Data records
** begin **
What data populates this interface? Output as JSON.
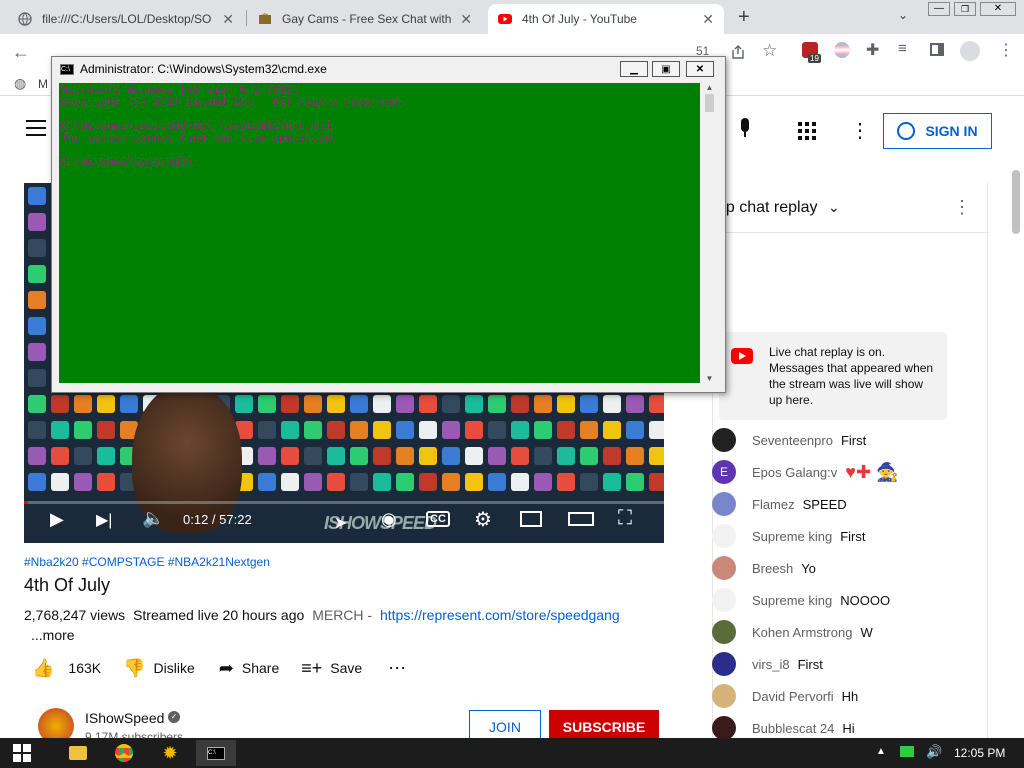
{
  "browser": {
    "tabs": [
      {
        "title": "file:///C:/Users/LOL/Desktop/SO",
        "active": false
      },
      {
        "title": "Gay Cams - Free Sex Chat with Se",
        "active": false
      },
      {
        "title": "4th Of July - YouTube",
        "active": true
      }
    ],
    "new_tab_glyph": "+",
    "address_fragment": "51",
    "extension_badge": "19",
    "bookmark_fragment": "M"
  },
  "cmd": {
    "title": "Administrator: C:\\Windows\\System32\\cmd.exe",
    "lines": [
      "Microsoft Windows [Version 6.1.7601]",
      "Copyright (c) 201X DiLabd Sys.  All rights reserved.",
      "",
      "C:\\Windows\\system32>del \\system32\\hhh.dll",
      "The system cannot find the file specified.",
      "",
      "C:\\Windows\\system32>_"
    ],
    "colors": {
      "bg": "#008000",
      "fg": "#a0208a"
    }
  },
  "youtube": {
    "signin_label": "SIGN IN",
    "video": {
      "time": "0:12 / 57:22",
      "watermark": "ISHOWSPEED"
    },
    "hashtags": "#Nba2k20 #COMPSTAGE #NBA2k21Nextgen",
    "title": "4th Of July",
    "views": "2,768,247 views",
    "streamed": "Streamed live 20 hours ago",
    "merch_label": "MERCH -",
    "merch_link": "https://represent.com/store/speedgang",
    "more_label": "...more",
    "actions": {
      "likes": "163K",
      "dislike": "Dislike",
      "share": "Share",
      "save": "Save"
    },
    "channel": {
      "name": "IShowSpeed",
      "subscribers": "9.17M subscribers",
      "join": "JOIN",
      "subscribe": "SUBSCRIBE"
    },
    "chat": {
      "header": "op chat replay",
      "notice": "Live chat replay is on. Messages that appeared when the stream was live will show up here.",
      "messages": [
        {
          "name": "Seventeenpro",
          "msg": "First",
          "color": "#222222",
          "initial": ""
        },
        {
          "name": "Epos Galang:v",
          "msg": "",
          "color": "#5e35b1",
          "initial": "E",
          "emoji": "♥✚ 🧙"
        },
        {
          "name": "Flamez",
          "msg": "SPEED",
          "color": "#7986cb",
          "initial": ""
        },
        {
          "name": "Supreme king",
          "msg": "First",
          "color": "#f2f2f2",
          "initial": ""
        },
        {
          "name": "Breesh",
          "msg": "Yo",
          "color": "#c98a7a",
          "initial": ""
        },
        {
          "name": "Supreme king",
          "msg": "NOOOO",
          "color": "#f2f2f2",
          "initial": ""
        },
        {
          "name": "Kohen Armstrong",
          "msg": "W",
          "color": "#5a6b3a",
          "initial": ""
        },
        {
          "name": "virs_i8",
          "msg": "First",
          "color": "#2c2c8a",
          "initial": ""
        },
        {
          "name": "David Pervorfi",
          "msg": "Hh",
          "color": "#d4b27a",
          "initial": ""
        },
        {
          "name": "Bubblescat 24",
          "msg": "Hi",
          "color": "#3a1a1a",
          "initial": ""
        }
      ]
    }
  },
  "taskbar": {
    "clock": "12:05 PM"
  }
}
** end **
Directive:
Leave the pictures out, and print every line of the listing exactly as written.

Answer for this exercise:
What data populates this interface? Output as JSON.
{
  "browser": {
    "tabs": [
      {
        "title": "file:///C:/Users/LOL/Desktop/SO",
        "active": false
      },
      {
        "title": "Gay Cams - Free Sex Chat with Se",
        "active": false
      },
      {
        "title": "4th Of July - YouTube",
        "active": true
      }
    ],
    "new_tab_glyph": "+",
    "address_fragment": "51",
    "extension_badge": "19",
    "bookmark_fragment": "M"
  },
  "cmd": {
    "title": "Administrator: C:\\Windows\\System32\\cmd.exe",
    "lines": [
      "Microsoft Windows [Version 6.1.7601]",
      "Copyright (c) 201X DiLabd Sys.  All rights reserved.",
      "",
      "C:\\Windows\\system32>del \\system32\\hhh.dll",
      "The system cannot find the file specified.",
      "",
      "C:\\Windows\\system32>_"
    ],
    "colors": {
      "bg": "#008000",
      "fg": "#a0208a"
    }
  },
  "youtube": {
    "signin_label": "SIGN IN",
    "video": {
      "time": "0:12 / 57:22",
      "watermark": "ISHOWSPEED"
    },
    "hashtags": "#Nba2k20 #COMPSTAGE #NBA2k21Nextgen",
    "title": "4th Of July",
    "views": "2,768,247 views",
    "streamed": "Streamed live 20 hours ago",
    "merch_label": "MERCH -",
    "merch_link": "https://represent.com/store/speedgang",
    "more_label": "...more",
    "actions": {
      "likes": "163K",
      "dislike": "Dislike",
      "share": "Share",
      "save": "Save"
    },
    "channel": {
      "name": "IShowSpeed",
      "subscribers": "9.17M subscribers",
      "join": "JOIN",
      "subscribe": "SUBSCRIBE"
    },
    "chat": {
      "header": "op chat replay",
      "notice": "Live chat replay is on. Messages that appeared when the stream was live will show up here.",
      "messages": [
        {
          "name": "Seventeenpro",
          "msg": "First",
          "color": "#222222",
          "initial": ""
        },
        {
          "name": "Epos Galang:v",
          "msg": "",
          "color": "#5e35b1",
          "initial": "E",
          "emoji": "♥✚ 🧙"
        },
        {
          "name": "Flamez",
          "msg": "SPEED",
          "color": "#7986cb",
          "initial": ""
        },
        {
          "name": "Supreme king",
          "msg": "First",
          "color": "#f2f2f2",
          "initial": ""
        },
        {
          "name": "Breesh",
          "msg": "Yo",
          "color": "#c98a7a",
          "initial": ""
        },
        {
          "name": "Supreme king",
          "msg": "NOOOO",
          "color": "#f2f2f2",
          "initial": ""
        },
        {
          "name": "Kohen Armstrong",
          "msg": "W",
          "color": "#5a6b3a",
          "initial": ""
        },
        {
          "name": "virs_i8",
          "msg": "First",
          "color": "#2c2c8a",
          "initial": ""
        },
        {
          "name": "David Pervorfi",
          "msg": "Hh",
          "color": "#d4b27a",
          "initial": ""
        },
        {
          "name": "Bubblescat 24",
          "msg": "Hi",
          "color": "#3a1a1a",
          "initial": ""
        }
      ]
    }
  },
  "taskbar": {
    "clock": "12:05 PM"
  }
}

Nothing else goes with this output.